Extracted records:
☆ ☆ ☆ ☆

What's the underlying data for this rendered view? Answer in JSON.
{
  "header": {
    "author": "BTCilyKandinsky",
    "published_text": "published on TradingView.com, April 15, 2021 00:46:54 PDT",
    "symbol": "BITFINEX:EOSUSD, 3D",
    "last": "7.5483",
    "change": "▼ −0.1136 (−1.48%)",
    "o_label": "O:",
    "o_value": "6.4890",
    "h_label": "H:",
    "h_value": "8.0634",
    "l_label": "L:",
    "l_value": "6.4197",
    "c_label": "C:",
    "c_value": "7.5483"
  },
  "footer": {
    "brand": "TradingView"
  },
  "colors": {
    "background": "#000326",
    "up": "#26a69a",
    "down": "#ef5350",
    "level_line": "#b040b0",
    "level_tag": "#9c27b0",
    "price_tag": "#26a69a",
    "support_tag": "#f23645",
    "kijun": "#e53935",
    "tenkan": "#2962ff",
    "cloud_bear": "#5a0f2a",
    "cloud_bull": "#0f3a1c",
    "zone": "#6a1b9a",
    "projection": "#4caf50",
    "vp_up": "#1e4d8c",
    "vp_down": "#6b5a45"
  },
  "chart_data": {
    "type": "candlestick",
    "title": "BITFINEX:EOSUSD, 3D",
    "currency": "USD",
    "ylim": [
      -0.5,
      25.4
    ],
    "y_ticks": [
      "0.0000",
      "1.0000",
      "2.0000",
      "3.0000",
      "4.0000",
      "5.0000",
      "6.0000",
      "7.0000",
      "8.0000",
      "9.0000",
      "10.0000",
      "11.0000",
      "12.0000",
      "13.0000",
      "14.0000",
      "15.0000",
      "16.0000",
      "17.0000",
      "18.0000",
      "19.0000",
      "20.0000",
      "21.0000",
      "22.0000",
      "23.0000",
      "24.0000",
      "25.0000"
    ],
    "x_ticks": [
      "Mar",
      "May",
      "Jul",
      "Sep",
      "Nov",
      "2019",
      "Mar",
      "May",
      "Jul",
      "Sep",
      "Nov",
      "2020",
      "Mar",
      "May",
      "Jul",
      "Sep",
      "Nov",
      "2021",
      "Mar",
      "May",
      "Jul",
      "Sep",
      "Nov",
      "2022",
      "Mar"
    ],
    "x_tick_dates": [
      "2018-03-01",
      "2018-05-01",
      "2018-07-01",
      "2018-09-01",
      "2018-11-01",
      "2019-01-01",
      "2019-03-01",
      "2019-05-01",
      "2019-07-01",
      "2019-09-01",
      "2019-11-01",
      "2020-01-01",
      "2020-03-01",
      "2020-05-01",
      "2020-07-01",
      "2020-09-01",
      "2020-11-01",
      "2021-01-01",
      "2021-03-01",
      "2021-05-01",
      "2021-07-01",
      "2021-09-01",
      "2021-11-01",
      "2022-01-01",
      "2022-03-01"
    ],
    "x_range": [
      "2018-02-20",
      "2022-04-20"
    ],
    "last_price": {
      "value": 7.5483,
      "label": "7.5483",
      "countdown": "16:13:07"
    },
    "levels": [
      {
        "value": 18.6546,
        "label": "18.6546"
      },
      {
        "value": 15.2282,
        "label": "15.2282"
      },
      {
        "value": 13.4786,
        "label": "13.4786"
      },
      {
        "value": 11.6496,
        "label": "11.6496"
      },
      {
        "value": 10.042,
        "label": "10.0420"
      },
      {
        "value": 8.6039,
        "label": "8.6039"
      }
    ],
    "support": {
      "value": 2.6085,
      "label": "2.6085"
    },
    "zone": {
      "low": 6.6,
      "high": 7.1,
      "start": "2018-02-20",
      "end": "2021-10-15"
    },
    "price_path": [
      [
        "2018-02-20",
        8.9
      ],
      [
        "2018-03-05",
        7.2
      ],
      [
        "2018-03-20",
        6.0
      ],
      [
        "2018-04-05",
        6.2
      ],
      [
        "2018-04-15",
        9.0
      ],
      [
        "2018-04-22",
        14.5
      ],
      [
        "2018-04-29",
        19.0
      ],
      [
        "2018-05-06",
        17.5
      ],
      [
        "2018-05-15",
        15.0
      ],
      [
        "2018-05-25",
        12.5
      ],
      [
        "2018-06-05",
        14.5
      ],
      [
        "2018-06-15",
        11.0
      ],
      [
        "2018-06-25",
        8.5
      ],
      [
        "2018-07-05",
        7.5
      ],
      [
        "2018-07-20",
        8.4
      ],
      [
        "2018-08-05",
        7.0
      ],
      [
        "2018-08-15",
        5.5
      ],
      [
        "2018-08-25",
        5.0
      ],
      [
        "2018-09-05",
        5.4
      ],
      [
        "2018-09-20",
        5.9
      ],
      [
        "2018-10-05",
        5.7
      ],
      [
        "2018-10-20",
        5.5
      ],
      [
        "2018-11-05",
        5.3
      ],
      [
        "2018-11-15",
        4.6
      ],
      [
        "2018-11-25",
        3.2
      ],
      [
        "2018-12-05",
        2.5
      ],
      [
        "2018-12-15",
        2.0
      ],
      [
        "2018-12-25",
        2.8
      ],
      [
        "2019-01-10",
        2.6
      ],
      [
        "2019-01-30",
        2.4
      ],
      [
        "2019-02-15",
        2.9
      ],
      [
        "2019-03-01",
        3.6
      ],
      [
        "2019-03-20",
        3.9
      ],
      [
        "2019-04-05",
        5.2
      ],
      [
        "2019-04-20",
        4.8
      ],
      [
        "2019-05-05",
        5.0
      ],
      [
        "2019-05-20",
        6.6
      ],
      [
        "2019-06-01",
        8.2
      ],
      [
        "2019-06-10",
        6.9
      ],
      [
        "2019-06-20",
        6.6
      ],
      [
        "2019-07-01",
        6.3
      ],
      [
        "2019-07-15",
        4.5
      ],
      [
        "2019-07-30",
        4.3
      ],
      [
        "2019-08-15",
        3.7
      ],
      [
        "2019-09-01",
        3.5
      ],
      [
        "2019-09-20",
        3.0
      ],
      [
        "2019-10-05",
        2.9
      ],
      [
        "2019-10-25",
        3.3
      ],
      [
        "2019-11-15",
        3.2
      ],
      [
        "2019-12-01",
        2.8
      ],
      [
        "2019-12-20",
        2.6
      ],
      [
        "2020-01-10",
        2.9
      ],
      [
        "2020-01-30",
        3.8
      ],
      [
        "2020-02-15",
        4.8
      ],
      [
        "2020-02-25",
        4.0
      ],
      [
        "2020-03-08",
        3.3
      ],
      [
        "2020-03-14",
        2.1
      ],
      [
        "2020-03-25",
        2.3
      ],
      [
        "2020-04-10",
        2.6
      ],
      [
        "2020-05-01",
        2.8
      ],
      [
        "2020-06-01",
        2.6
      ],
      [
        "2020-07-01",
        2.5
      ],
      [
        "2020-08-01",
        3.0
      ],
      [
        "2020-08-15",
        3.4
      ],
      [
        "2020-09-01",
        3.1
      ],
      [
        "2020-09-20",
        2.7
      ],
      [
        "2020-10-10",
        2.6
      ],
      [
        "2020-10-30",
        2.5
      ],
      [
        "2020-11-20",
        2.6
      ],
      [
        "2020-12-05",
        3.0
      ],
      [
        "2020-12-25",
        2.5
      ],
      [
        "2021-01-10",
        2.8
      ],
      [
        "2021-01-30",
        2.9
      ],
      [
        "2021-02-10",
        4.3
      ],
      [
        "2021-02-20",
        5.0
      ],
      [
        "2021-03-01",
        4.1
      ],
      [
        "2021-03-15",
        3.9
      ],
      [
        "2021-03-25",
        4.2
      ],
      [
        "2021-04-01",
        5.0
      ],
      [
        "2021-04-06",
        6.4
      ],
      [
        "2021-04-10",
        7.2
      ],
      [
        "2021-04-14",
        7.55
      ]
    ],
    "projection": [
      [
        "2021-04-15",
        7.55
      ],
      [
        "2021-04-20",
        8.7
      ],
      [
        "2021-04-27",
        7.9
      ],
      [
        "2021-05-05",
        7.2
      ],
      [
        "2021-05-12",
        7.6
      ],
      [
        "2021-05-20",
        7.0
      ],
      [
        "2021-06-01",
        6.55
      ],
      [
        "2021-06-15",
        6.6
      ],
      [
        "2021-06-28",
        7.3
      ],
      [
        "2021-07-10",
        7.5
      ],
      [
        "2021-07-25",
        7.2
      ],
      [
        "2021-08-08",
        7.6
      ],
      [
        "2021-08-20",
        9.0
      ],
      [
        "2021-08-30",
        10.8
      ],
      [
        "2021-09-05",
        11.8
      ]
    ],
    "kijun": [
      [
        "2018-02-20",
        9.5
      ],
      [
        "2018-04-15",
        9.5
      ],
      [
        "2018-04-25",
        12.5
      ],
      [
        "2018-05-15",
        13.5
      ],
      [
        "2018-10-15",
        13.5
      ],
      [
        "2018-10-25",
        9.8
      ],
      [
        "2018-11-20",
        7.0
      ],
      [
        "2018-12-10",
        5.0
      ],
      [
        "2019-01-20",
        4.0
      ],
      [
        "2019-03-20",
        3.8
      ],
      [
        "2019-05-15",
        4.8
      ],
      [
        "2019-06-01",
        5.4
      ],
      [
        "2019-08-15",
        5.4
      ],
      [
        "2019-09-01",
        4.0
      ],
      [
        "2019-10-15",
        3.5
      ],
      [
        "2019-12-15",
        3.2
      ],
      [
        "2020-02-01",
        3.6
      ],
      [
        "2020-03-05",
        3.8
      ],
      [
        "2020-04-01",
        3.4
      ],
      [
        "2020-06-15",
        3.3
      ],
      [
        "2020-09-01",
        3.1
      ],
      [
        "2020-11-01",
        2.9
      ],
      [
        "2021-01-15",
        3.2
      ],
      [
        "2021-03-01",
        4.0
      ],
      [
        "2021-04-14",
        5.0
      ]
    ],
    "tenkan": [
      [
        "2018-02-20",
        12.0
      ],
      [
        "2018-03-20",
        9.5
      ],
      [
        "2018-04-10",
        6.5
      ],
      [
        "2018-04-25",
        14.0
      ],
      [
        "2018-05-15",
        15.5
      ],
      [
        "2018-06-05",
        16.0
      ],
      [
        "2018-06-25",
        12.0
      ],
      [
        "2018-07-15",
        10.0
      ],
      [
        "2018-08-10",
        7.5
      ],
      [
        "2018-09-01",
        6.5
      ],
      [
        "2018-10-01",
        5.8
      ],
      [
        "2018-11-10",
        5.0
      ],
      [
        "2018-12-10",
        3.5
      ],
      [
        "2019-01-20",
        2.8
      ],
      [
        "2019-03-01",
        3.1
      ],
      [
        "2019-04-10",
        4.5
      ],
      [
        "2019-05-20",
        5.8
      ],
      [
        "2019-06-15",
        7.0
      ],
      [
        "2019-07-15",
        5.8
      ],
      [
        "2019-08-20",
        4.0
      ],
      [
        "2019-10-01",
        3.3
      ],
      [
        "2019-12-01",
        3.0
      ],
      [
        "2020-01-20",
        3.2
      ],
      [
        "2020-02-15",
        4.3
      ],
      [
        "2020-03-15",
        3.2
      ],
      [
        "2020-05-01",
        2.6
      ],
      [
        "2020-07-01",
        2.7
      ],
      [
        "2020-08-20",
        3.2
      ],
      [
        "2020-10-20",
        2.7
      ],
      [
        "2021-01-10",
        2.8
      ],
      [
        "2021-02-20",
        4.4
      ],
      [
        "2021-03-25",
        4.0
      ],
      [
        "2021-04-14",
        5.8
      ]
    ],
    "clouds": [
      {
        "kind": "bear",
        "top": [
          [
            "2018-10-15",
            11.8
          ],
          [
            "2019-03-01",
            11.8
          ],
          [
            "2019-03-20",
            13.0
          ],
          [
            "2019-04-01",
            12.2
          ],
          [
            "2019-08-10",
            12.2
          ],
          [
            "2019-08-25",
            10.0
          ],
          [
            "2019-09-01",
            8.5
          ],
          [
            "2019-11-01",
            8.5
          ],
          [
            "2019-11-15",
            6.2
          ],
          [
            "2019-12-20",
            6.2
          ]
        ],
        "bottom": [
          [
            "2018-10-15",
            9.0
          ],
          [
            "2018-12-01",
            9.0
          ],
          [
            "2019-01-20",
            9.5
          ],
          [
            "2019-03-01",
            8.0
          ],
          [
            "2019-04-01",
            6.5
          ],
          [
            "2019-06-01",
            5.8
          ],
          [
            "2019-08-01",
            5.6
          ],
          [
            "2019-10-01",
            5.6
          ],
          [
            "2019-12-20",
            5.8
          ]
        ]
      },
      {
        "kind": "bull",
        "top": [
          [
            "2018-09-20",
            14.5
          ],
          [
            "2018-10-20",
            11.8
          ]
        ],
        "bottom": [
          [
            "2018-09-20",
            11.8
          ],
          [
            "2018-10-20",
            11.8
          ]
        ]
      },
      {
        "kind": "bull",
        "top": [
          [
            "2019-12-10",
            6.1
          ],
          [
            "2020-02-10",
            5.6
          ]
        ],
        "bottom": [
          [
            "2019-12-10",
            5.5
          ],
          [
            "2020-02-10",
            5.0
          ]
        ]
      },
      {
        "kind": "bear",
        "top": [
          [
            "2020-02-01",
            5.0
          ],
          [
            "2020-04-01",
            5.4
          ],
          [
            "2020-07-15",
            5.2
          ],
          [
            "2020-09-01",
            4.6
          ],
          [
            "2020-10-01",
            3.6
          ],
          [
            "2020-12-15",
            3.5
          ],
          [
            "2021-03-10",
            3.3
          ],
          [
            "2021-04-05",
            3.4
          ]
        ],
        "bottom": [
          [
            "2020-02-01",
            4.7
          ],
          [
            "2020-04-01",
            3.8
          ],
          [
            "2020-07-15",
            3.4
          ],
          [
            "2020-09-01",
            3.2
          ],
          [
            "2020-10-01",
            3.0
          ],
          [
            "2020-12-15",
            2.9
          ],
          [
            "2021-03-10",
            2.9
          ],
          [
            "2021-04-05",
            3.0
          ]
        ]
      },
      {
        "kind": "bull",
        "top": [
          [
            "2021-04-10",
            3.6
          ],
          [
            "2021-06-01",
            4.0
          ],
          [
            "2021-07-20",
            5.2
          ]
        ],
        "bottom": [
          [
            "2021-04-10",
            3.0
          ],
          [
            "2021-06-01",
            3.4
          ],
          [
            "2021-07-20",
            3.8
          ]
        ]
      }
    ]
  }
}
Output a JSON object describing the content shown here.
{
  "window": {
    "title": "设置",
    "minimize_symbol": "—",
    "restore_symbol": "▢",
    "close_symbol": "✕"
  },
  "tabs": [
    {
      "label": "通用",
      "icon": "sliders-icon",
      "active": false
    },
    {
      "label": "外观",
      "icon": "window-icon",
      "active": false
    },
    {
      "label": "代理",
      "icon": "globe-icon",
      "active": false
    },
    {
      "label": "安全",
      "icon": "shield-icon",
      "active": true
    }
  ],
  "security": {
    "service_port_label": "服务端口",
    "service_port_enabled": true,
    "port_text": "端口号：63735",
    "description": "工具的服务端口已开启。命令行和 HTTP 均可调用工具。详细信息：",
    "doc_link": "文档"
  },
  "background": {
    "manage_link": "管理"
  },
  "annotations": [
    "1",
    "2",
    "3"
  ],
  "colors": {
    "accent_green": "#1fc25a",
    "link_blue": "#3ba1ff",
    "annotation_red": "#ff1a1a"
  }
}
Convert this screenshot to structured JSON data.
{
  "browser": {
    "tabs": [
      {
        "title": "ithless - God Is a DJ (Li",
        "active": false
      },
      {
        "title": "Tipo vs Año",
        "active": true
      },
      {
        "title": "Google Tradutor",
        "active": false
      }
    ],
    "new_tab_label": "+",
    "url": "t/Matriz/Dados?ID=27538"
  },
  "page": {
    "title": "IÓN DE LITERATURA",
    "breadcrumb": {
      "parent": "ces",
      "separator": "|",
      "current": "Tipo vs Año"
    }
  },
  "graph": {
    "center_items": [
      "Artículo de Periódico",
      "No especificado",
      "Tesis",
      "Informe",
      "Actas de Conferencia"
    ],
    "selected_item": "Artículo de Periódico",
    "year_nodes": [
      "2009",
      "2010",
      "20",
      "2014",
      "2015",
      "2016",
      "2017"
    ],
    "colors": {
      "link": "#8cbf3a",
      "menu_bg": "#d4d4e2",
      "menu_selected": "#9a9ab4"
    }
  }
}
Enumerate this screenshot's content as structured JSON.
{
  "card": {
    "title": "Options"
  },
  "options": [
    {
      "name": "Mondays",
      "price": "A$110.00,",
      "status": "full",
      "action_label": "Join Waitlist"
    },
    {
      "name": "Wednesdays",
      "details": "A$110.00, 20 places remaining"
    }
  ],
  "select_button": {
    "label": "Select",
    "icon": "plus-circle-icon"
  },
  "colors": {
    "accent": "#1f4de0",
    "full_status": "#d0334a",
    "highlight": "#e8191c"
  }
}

☆ ☆ ☆ ☆

Work out the number of lines above that include the string "this" and write only that number.

3